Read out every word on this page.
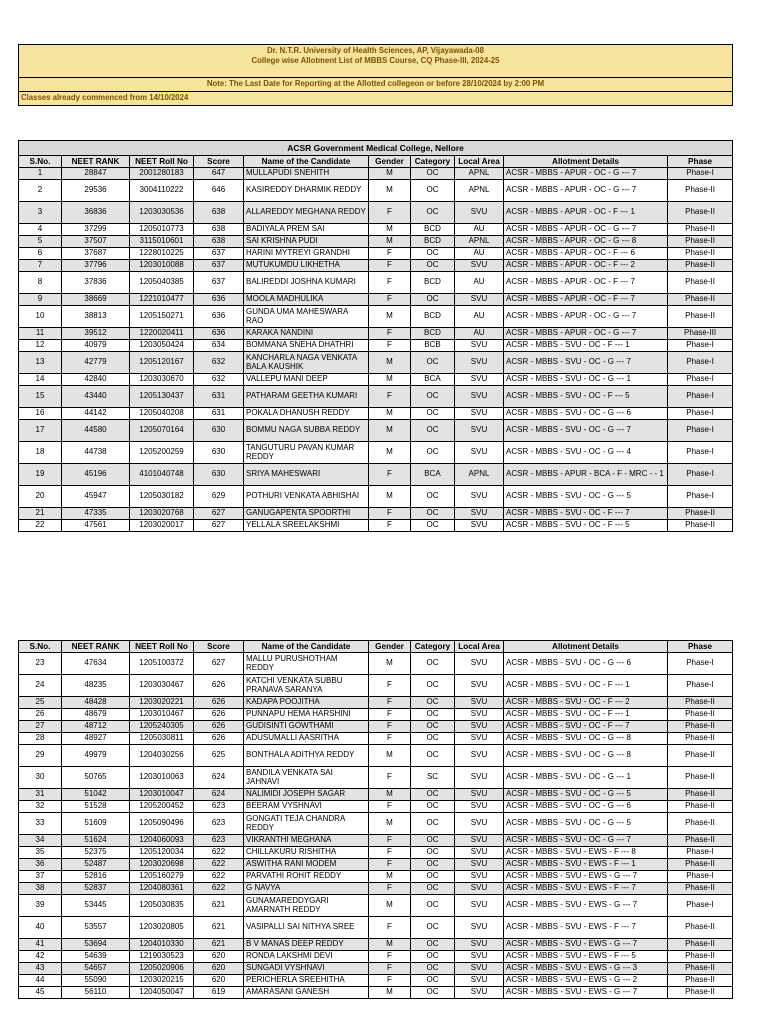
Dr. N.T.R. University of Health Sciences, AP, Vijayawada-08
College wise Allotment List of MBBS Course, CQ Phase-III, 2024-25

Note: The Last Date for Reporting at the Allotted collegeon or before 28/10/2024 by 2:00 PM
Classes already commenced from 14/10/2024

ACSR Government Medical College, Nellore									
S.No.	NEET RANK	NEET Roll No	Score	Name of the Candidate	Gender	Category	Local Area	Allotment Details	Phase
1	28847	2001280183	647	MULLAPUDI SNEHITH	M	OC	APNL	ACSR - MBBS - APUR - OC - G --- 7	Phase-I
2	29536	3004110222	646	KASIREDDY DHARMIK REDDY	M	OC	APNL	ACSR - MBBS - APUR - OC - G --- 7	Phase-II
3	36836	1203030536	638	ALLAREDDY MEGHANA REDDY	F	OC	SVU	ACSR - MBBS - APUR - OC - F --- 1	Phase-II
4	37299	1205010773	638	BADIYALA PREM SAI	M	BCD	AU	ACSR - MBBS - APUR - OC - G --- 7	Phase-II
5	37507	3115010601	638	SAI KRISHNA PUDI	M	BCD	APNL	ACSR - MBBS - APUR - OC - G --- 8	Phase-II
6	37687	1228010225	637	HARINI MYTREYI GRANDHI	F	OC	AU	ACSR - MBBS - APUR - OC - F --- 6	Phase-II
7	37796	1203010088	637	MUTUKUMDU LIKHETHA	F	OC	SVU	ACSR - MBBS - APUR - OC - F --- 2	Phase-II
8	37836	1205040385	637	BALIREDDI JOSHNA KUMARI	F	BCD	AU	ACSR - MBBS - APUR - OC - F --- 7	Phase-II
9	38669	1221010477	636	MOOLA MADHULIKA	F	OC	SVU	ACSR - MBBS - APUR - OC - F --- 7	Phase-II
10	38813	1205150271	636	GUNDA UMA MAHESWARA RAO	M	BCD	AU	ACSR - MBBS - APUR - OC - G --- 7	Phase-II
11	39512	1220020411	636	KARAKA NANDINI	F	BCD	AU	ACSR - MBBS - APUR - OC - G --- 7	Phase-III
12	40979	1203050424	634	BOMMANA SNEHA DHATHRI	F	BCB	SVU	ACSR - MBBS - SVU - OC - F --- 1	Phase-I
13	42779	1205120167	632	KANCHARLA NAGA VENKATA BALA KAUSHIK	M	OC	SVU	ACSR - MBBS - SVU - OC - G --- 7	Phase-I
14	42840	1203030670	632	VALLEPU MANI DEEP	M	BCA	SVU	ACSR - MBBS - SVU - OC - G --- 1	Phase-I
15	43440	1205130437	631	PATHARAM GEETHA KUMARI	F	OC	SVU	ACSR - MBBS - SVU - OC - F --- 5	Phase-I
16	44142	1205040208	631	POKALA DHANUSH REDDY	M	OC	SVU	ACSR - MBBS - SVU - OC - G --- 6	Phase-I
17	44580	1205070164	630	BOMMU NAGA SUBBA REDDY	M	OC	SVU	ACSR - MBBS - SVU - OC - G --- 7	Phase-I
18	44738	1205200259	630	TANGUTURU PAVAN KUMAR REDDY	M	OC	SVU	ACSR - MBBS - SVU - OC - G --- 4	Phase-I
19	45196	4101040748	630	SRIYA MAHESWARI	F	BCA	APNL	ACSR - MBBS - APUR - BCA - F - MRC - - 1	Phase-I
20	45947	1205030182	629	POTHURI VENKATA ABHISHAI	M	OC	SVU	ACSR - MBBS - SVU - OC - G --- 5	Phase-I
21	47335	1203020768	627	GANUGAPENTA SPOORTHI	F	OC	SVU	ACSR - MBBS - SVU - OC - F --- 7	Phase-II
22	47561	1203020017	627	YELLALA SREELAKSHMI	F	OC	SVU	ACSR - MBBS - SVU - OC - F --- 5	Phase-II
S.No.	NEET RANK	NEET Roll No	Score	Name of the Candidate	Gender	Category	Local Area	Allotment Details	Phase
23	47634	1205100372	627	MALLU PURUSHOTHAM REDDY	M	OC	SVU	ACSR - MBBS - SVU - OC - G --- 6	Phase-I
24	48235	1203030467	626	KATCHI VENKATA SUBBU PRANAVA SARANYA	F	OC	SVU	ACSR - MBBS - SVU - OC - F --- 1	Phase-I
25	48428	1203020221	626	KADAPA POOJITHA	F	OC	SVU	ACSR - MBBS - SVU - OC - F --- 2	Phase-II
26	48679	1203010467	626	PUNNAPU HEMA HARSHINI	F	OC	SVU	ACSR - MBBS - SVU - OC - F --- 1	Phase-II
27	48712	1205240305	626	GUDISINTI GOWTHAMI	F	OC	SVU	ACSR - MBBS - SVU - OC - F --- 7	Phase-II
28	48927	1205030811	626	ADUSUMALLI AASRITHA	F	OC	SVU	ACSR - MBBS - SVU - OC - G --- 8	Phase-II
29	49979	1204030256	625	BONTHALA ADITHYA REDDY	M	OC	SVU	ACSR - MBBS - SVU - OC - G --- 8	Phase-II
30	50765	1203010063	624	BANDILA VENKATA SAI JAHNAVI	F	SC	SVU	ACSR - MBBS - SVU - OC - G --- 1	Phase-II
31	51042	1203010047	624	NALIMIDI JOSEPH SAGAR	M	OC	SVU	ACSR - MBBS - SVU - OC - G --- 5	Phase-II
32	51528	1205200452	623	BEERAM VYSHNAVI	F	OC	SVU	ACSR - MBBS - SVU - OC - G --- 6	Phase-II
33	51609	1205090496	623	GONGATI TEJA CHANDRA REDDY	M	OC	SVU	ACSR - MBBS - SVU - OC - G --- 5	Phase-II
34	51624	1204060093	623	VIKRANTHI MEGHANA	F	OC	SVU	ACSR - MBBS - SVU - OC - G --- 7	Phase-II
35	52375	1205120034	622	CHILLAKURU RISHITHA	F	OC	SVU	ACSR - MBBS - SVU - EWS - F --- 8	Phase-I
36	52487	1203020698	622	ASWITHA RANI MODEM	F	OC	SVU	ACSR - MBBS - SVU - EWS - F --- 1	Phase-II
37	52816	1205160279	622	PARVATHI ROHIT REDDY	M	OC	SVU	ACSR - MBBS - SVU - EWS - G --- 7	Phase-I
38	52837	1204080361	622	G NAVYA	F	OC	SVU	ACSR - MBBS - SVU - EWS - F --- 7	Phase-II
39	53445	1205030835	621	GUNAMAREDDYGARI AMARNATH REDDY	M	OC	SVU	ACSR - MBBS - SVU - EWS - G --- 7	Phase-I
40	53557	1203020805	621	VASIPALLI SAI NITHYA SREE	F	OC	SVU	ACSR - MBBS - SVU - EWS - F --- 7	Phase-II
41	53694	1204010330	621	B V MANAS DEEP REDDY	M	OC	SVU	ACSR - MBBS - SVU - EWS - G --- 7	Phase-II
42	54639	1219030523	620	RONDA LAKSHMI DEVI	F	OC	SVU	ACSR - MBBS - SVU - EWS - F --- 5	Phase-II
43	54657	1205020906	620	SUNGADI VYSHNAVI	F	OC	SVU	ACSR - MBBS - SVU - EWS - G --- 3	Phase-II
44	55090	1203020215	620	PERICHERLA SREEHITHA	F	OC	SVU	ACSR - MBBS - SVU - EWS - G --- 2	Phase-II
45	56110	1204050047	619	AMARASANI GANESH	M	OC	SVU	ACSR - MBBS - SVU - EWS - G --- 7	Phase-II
-------------------------
Where a line in the material above holds "KUMARI", copy that line.

Task response:
8	37836	1205040385	637	BALIREDDI JOSHNA KUMARI	F	BCD	AU	ACSR - MBBS - APUR - OC - F --- 7	Phase-II
15	43440	1205130437	631	PATHARAM GEETHA KUMARI	F	OC	SVU	ACSR - MBBS - SVU - OC - F --- 5	Phase-I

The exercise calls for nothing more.